**Problem**. Exclude the pictures and return every line exactly as written.
>> start Dataset extract
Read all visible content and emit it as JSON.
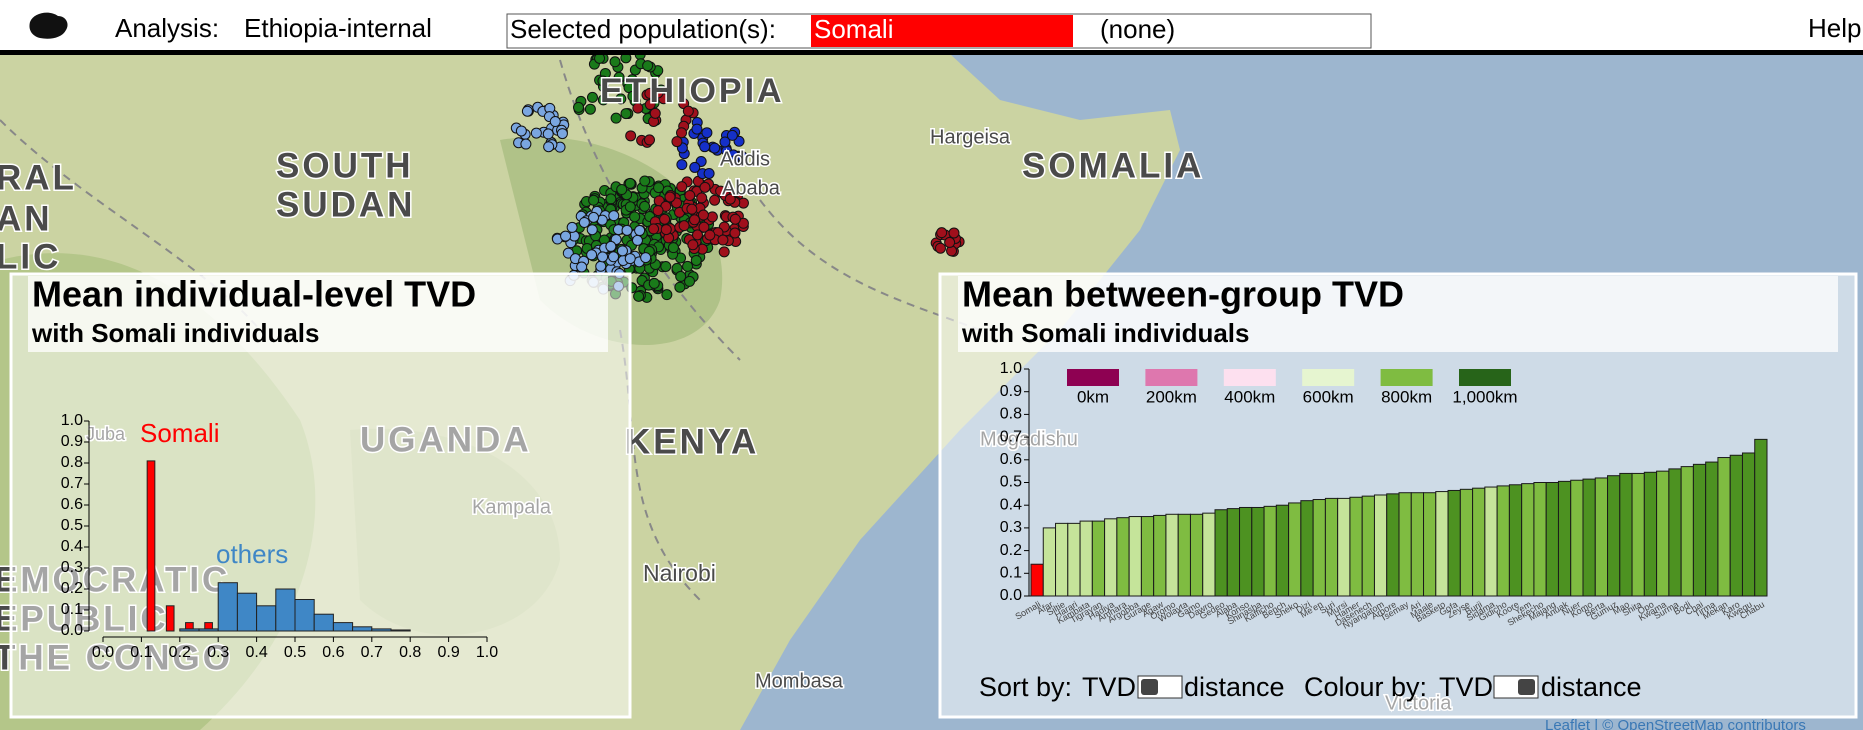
{
  "header": {
    "analysis_label": "Analysis:",
    "analysis": "Ethiopia-internal",
    "selected_label": "Selected population(s):",
    "selected": "Somali",
    "none": "(none)",
    "help": "Help"
  },
  "map": {
    "labels": [
      "ETHIOPIA",
      "Addis",
      "Ababa",
      "Hargeisa",
      "SOMALIA",
      "SOUTH",
      "SUDAN",
      "RAL",
      "AN",
      "LIC",
      "UGANDA",
      "KENYA",
      "Kampala",
      "Nairobi",
      "Mombasa",
      "Mogadishu",
      "Victoria",
      "Juba",
      "EMOCRATIC",
      "EPUBLIC",
      "THE CONGO"
    ]
  },
  "chart_data": [
    {
      "type": "histogram",
      "title": "Mean individual-level TVD",
      "subtitle": "with Somali individuals",
      "bins": [
        0,
        0.05,
        0.1,
        0.15,
        0.2,
        0.25,
        0.3,
        0.35,
        0.4,
        0.45,
        0.5,
        0.55,
        0.6,
        0.65,
        0.7,
        0.75,
        0.8,
        0.85,
        0.9,
        0.95,
        1.0
      ],
      "series": [
        {
          "name": "Somali",
          "color": "#ff0000",
          "values": [
            0,
            0,
            0.81,
            0.12,
            0.04,
            0.04,
            0,
            0,
            0,
            0,
            0,
            0,
            0,
            0,
            0,
            0,
            0,
            0,
            0,
            0
          ]
        },
        {
          "name": "others",
          "color": "#3f87c6",
          "values": [
            0,
            0,
            0,
            0,
            0.01,
            0.01,
            0.23,
            0.18,
            0.12,
            0.2,
            0.15,
            0.08,
            0.04,
            0.02,
            0.01,
            0.005,
            0,
            0,
            0,
            0
          ]
        }
      ],
      "xlim": [
        0,
        1
      ],
      "xticks": [
        {
          "value": 0,
          "label": "0.0"
        },
        0.1,
        0.2,
        0.3,
        0.4,
        0.5,
        0.6,
        0.7,
        0.8,
        0.9,
        {
          "value": 1,
          "label": "1.0"
        }
      ],
      "ylim": [
        0,
        1
      ],
      "yticks": [
        {
          "value": 0,
          "label": "0.0"
        },
        0.1,
        0.2,
        0.3,
        0.4,
        0.5,
        0.6,
        0.7,
        0.8,
        0.9,
        {
          "value": 1,
          "label": "1.0"
        }
      ]
    },
    {
      "type": "bar",
      "title": "Mean between-group TVD",
      "subtitle": "with Somali individuals",
      "legend": [
        {
          "label": "0km",
          "color": "#8e0152"
        },
        {
          "label": "200km",
          "color": "#de77ae"
        },
        {
          "label": "400km",
          "color": "#fde0ef"
        },
        {
          "label": "600km",
          "color": "#e6f5d0"
        },
        {
          "label": "800km",
          "color": "#7fbc41"
        },
        {
          "label": "1,000km",
          "color": "#276419"
        }
      ],
      "categories": [
        "Somali",
        "Afar",
        "Siltie",
        "Harari",
        "Kambata",
        "Tigrayan",
        "Hadiya",
        "Amhara",
        "Argobba",
        "Gurage",
        "Agaw",
        "Oromo",
        "Wolayta",
        "Gamo",
        "Dawro",
        "Gedeo",
        "Alaba",
        "Konso",
        "Shinasha",
        "Kafficho",
        "Bench",
        "Sheko",
        "Dizi",
        "Me'en",
        "Suri",
        "Mursi",
        "Hamer",
        "Dasenech",
        "Nyangatom",
        "Arbore",
        "Tsemay",
        "Ari",
        "Maale",
        "Basketo",
        "Gofa",
        "Zeyse",
        "Burji",
        "Sidama",
        "Gidicho",
        "Koore",
        "Yem",
        "Shekecho",
        "Majang",
        "Anuak",
        "Nuer",
        "Komo",
        "Berta",
        "Gumuz",
        "Mao",
        "Shita",
        "Opo",
        "Kwama",
        "Surma",
        "Bodi",
        "Chai",
        "Tirma",
        "Mekan",
        "Karo",
        "Kwegu",
        "Chabu"
      ],
      "values": [
        0.14,
        0.3,
        0.32,
        0.32,
        0.33,
        0.33,
        0.34,
        0.345,
        0.35,
        0.35,
        0.355,
        0.36,
        0.36,
        0.36,
        0.365,
        0.38,
        0.385,
        0.39,
        0.39,
        0.395,
        0.4,
        0.41,
        0.42,
        0.425,
        0.43,
        0.43,
        0.435,
        0.44,
        0.445,
        0.45,
        0.455,
        0.455,
        0.455,
        0.46,
        0.465,
        0.47,
        0.475,
        0.48,
        0.485,
        0.49,
        0.495,
        0.5,
        0.5,
        0.505,
        0.51,
        0.515,
        0.52,
        0.53,
        0.54,
        0.54,
        0.545,
        0.55,
        0.56,
        0.57,
        0.58,
        0.59,
        0.61,
        0.62,
        0.63,
        0.69
      ],
      "colors": [
        "#ff0000",
        "#c5e49a",
        "#c5e49a",
        "#c5e49a",
        "#c5e49a",
        "#7fbc41",
        "#c5e49a",
        "#7fbc41",
        "#c5e49a",
        "#7fbc41",
        "#7fbc41",
        "#c5e49a",
        "#7fbc41",
        "#7fbc41",
        "#c5e49a",
        "#4d9221",
        "#4d9221",
        "#4d9221",
        "#4d9221",
        "#7fbc41",
        "#4d9221",
        "#7fbc41",
        "#4d9221",
        "#7fbc41",
        "#7fbc41",
        "#c5e49a",
        "#7fbc41",
        "#7fbc41",
        "#c5e49a",
        "#4d9221",
        "#7fbc41",
        "#7fbc41",
        "#7fbc41",
        "#c5e49a",
        "#4d9221",
        "#7fbc41",
        "#7fbc41",
        "#c5e49a",
        "#7fbc41",
        "#4d9221",
        "#7fbc41",
        "#7fbc41",
        "#4d9221",
        "#4d9221",
        "#7fbc41",
        "#4d9221",
        "#7fbc41",
        "#4d9221",
        "#4d9221",
        "#7fbc41",
        "#4d9221",
        "#7fbc41",
        "#4d9221",
        "#7fbc41",
        "#4d9221",
        "#4d9221",
        "#7fbc41",
        "#4d9221",
        "#4d9221",
        "#4d9221"
      ],
      "ylim": [
        0,
        1
      ],
      "yticks": [
        {
          "value": 0,
          "label": "0.0"
        },
        0.1,
        0.2,
        0.3,
        0.4,
        0.5,
        0.6,
        0.7,
        0.8,
        0.9,
        {
          "value": 1,
          "label": "1.0"
        }
      ]
    }
  ],
  "controls": {
    "sort_label": "Sort by:",
    "sort_a": "TVD",
    "sort_b": "distance",
    "colour_label": "Colour by:",
    "colour_a": "TVD",
    "colour_b": "distance"
  },
  "attribution": "Leaflet | © OpenStreetMap contributors"
}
>> end Dataset extract
**Completed exercise**.
Read all visible content and emit it as JSON.
{
  "header": {
    "analysis_label": "Analysis:",
    "analysis": "Ethiopia-internal",
    "selected_label": "Selected population(s):",
    "selected": "Somali",
    "none": "(none)",
    "help": "Help"
  },
  "map": {
    "labels": [
      "ETHIOPIA",
      "Addis",
      "Ababa",
      "Hargeisa",
      "SOMALIA",
      "SOUTH",
      "SUDAN",
      "RAL",
      "AN",
      "LIC",
      "UGANDA",
      "KENYA",
      "Kampala",
      "Nairobi",
      "Mombasa",
      "Mogadishu",
      "Victoria",
      "Juba",
      "EMOCRATIC",
      "EPUBLIC",
      "THE CONGO"
    ]
  },
  "chart_data": [
    {
      "type": "histogram",
      "title": "Mean individual-level TVD",
      "subtitle": "with Somali individuals",
      "bins": [
        0,
        0.05,
        0.1,
        0.15,
        0.2,
        0.25,
        0.3,
        0.35,
        0.4,
        0.45,
        0.5,
        0.55,
        0.6,
        0.65,
        0.7,
        0.75,
        0.8,
        0.85,
        0.9,
        0.95,
        1.0
      ],
      "series": [
        {
          "name": "Somali",
          "color": "#ff0000",
          "values": [
            0,
            0,
            0.81,
            0.12,
            0.04,
            0.04,
            0,
            0,
            0,
            0,
            0,
            0,
            0,
            0,
            0,
            0,
            0,
            0,
            0,
            0
          ]
        },
        {
          "name": "others",
          "color": "#3f87c6",
          "values": [
            0,
            0,
            0,
            0,
            0.01,
            0.01,
            0.23,
            0.18,
            0.12,
            0.2,
            0.15,
            0.08,
            0.04,
            0.02,
            0.01,
            0.005,
            0,
            0,
            0,
            0
          ]
        }
      ],
      "xlim": [
        0,
        1
      ],
      "xticks": [
        {
          "value": 0,
          "label": "0.0"
        },
        0.1,
        0.2,
        0.3,
        0.4,
        0.5,
        0.6,
        0.7,
        0.8,
        0.9,
        {
          "value": 1,
          "label": "1.0"
        }
      ],
      "ylim": [
        0,
        1
      ],
      "yticks": [
        {
          "value": 0,
          "label": "0.0"
        },
        0.1,
        0.2,
        0.3,
        0.4,
        0.5,
        0.6,
        0.7,
        0.8,
        0.9,
        {
          "value": 1,
          "label": "1.0"
        }
      ]
    },
    {
      "type": "bar",
      "title": "Mean between-group TVD",
      "subtitle": "with Somali individuals",
      "legend": [
        {
          "label": "0km",
          "color": "#8e0152"
        },
        {
          "label": "200km",
          "color": "#de77ae"
        },
        {
          "label": "400km",
          "color": "#fde0ef"
        },
        {
          "label": "600km",
          "color": "#e6f5d0"
        },
        {
          "label": "800km",
          "color": "#7fbc41"
        },
        {
          "label": "1,000km",
          "color": "#276419"
        }
      ],
      "categories": [
        "Somali",
        "Afar",
        "Siltie",
        "Harari",
        "Kambata",
        "Tigrayan",
        "Hadiya",
        "Amhara",
        "Argobba",
        "Gurage",
        "Agaw",
        "Oromo",
        "Wolayta",
        "Gamo",
        "Dawro",
        "Gedeo",
        "Alaba",
        "Konso",
        "Shinasha",
        "Kafficho",
        "Bench",
        "Sheko",
        "Dizi",
        "Me'en",
        "Suri",
        "Mursi",
        "Hamer",
        "Dasenech",
        "Nyangatom",
        "Arbore",
        "Tsemay",
        "Ari",
        "Maale",
        "Basketo",
        "Gofa",
        "Zeyse",
        "Burji",
        "Sidama",
        "Gidicho",
        "Koore",
        "Yem",
        "Shekecho",
        "Majang",
        "Anuak",
        "Nuer",
        "Komo",
        "Berta",
        "Gumuz",
        "Mao",
        "Shita",
        "Opo",
        "Kwama",
        "Surma",
        "Bodi",
        "Chai",
        "Tirma",
        "Mekan",
        "Karo",
        "Kwegu",
        "Chabu"
      ],
      "values": [
        0.14,
        0.3,
        0.32,
        0.32,
        0.33,
        0.33,
        0.34,
        0.345,
        0.35,
        0.35,
        0.355,
        0.36,
        0.36,
        0.36,
        0.365,
        0.38,
        0.385,
        0.39,
        0.39,
        0.395,
        0.4,
        0.41,
        0.42,
        0.425,
        0.43,
        0.43,
        0.435,
        0.44,
        0.445,
        0.45,
        0.455,
        0.455,
        0.455,
        0.46,
        0.465,
        0.47,
        0.475,
        0.48,
        0.485,
        0.49,
        0.495,
        0.5,
        0.5,
        0.505,
        0.51,
        0.515,
        0.52,
        0.53,
        0.54,
        0.54,
        0.545,
        0.55,
        0.56,
        0.57,
        0.58,
        0.59,
        0.61,
        0.62,
        0.63,
        0.69
      ],
      "colors": [
        "#ff0000",
        "#c5e49a",
        "#c5e49a",
        "#c5e49a",
        "#c5e49a",
        "#7fbc41",
        "#c5e49a",
        "#7fbc41",
        "#c5e49a",
        "#7fbc41",
        "#7fbc41",
        "#c5e49a",
        "#7fbc41",
        "#7fbc41",
        "#c5e49a",
        "#4d9221",
        "#4d9221",
        "#4d9221",
        "#4d9221",
        "#7fbc41",
        "#4d9221",
        "#7fbc41",
        "#4d9221",
        "#7fbc41",
        "#7fbc41",
        "#c5e49a",
        "#7fbc41",
        "#7fbc41",
        "#c5e49a",
        "#4d9221",
        "#7fbc41",
        "#7fbc41",
        "#7fbc41",
        "#c5e49a",
        "#4d9221",
        "#7fbc41",
        "#7fbc41",
        "#c5e49a",
        "#7fbc41",
        "#4d9221",
        "#7fbc41",
        "#7fbc41",
        "#4d9221",
        "#4d9221",
        "#7fbc41",
        "#4d9221",
        "#7fbc41",
        "#4d9221",
        "#4d9221",
        "#7fbc41",
        "#4d9221",
        "#7fbc41",
        "#4d9221",
        "#7fbc41",
        "#4d9221",
        "#4d9221",
        "#7fbc41",
        "#4d9221",
        "#4d9221",
        "#4d9221"
      ],
      "ylim": [
        0,
        1
      ],
      "yticks": [
        {
          "value": 0,
          "label": "0.0"
        },
        0.1,
        0.2,
        0.3,
        0.4,
        0.5,
        0.6,
        0.7,
        0.8,
        0.9,
        {
          "value": 1,
          "label": "1.0"
        }
      ]
    }
  ],
  "controls": {
    "sort_label": "Sort by:",
    "sort_a": "TVD",
    "sort_b": "distance",
    "colour_label": "Colour by:",
    "colour_a": "TVD",
    "colour_b": "distance"
  },
  "attribution": "Leaflet | © OpenStreetMap contributors"
}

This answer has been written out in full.